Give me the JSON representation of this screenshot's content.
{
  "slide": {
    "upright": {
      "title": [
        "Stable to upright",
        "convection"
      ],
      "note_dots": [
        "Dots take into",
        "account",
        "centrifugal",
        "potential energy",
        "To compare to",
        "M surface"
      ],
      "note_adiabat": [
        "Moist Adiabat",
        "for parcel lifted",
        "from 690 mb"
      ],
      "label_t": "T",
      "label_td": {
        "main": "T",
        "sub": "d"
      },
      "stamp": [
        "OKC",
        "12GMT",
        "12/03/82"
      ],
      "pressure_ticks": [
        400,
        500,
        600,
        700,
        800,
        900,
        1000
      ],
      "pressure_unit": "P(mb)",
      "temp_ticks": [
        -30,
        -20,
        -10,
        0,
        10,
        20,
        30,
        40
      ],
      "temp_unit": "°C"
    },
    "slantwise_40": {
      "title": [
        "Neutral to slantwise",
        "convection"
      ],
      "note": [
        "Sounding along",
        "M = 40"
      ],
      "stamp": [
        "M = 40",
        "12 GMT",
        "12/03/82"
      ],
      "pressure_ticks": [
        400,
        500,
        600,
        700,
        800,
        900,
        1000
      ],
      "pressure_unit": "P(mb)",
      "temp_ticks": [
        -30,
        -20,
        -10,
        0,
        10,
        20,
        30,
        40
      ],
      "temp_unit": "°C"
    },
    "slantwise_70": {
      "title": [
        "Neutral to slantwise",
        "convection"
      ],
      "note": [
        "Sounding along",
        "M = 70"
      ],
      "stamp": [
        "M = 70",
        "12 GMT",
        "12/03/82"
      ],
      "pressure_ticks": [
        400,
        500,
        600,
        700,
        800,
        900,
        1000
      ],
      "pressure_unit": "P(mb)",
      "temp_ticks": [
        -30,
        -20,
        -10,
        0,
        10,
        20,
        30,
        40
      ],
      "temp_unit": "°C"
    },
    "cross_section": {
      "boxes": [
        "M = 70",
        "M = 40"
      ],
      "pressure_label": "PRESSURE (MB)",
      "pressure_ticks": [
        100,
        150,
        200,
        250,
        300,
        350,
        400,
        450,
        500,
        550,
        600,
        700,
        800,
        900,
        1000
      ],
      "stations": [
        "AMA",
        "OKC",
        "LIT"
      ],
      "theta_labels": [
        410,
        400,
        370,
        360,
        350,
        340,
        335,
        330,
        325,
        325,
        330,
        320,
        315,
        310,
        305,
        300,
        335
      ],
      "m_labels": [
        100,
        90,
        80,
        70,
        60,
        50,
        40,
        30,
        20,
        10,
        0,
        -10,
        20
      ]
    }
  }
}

--

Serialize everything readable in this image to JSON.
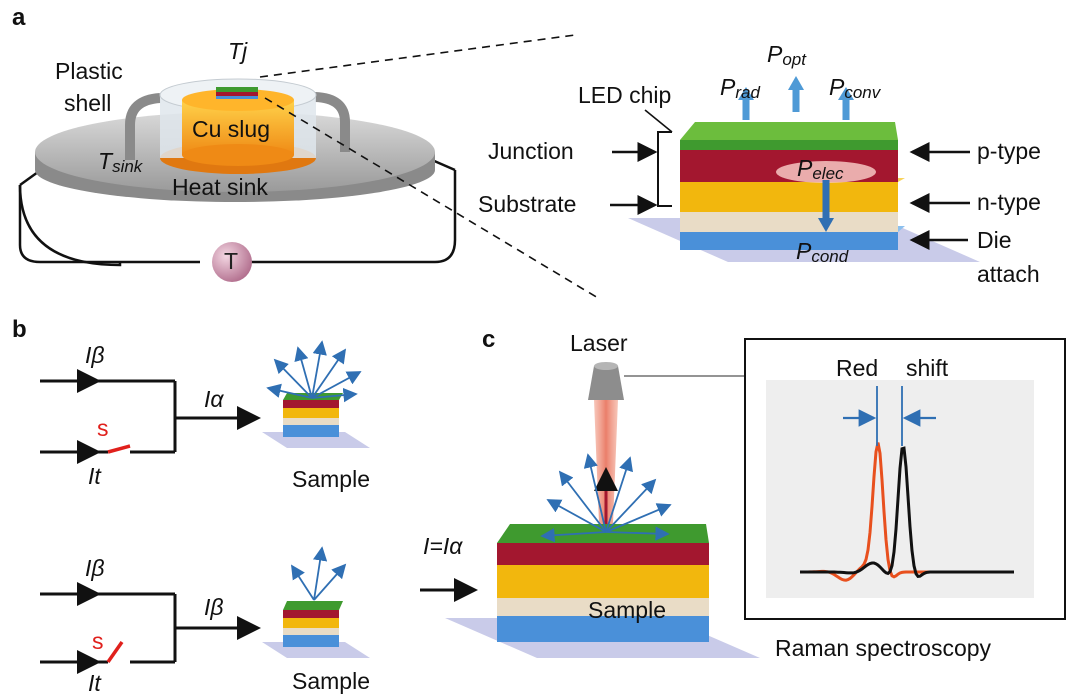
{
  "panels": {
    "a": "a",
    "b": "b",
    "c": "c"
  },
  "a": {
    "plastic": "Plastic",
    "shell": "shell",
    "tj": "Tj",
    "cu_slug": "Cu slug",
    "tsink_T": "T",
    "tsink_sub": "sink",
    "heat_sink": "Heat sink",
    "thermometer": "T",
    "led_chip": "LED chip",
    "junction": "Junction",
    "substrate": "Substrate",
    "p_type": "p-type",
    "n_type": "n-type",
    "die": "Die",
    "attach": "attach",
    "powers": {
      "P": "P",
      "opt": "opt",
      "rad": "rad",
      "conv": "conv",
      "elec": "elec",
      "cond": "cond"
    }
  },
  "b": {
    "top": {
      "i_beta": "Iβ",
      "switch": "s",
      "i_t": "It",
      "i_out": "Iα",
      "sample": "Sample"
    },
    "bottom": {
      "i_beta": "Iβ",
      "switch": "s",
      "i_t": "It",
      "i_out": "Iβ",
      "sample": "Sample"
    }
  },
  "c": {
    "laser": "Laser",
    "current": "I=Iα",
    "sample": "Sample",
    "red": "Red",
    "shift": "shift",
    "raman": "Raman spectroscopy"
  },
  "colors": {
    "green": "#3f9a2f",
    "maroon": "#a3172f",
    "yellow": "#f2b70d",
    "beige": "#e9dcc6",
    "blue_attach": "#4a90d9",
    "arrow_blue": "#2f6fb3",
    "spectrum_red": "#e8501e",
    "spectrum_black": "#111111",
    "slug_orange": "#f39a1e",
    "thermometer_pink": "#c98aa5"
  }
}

==

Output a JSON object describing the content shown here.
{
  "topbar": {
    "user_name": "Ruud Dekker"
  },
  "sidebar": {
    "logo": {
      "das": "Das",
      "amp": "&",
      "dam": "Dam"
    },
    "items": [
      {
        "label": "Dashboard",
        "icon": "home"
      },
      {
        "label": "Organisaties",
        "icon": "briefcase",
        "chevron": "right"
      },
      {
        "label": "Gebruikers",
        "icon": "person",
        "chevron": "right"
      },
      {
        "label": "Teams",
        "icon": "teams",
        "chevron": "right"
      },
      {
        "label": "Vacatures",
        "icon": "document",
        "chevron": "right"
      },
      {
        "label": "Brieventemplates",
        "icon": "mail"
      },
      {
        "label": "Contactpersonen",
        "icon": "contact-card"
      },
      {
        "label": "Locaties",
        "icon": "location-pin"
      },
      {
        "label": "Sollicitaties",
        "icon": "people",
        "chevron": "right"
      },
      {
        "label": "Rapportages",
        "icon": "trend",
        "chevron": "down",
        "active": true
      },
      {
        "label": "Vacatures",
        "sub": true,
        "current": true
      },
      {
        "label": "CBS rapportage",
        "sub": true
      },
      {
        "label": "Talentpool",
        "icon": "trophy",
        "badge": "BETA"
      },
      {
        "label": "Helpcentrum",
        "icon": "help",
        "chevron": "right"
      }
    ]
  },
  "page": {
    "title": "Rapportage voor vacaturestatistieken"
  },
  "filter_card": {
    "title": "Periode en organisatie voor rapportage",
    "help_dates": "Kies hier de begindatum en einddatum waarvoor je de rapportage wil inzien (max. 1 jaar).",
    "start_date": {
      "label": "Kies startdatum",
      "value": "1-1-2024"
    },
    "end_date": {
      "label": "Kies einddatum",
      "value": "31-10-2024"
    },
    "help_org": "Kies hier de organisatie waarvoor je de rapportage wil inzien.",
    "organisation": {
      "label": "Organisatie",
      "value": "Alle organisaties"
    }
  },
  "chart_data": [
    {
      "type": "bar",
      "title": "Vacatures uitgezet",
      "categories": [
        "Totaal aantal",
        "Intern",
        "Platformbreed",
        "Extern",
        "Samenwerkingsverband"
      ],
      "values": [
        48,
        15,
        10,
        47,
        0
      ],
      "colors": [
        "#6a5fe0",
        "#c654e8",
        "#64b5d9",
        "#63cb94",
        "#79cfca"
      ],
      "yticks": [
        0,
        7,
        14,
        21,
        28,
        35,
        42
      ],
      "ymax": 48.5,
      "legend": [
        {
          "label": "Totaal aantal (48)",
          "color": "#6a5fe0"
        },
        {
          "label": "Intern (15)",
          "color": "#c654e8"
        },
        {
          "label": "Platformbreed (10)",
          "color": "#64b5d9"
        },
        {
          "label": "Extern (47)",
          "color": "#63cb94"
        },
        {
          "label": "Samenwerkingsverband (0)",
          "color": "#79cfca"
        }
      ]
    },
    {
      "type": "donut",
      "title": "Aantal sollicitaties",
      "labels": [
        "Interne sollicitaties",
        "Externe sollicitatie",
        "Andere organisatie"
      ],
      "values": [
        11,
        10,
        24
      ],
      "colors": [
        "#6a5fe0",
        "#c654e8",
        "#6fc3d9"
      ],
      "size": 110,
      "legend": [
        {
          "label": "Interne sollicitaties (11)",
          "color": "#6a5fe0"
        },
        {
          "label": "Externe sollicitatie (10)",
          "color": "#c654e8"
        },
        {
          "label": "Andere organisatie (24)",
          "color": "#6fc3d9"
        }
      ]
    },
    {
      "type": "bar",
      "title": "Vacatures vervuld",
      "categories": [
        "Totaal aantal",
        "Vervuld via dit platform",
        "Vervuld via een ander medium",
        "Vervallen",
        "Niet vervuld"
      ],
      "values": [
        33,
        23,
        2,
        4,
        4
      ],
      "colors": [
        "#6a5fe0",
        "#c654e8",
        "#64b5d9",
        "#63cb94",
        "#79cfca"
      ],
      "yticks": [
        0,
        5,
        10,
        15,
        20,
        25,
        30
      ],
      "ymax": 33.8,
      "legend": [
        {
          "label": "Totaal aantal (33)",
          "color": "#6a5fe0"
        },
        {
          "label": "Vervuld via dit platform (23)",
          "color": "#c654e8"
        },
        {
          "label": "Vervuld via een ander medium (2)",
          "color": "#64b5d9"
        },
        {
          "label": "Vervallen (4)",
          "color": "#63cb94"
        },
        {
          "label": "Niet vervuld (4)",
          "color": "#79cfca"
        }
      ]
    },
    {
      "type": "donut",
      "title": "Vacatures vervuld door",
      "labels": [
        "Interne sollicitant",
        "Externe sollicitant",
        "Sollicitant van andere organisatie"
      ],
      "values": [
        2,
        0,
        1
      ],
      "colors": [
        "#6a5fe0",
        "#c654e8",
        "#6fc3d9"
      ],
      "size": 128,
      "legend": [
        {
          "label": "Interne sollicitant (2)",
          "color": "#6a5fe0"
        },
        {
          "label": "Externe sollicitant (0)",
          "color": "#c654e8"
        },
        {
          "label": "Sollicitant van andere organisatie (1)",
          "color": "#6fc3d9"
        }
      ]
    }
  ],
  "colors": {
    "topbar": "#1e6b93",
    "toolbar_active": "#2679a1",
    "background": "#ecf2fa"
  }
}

__TASK DIRECTIONS__: Copy every line in the listing above where the string "content" turns up.

__TASK RESULT__:
Give me the JSON representation of this screenshot's content.
Output a JSON object describing the content shown here.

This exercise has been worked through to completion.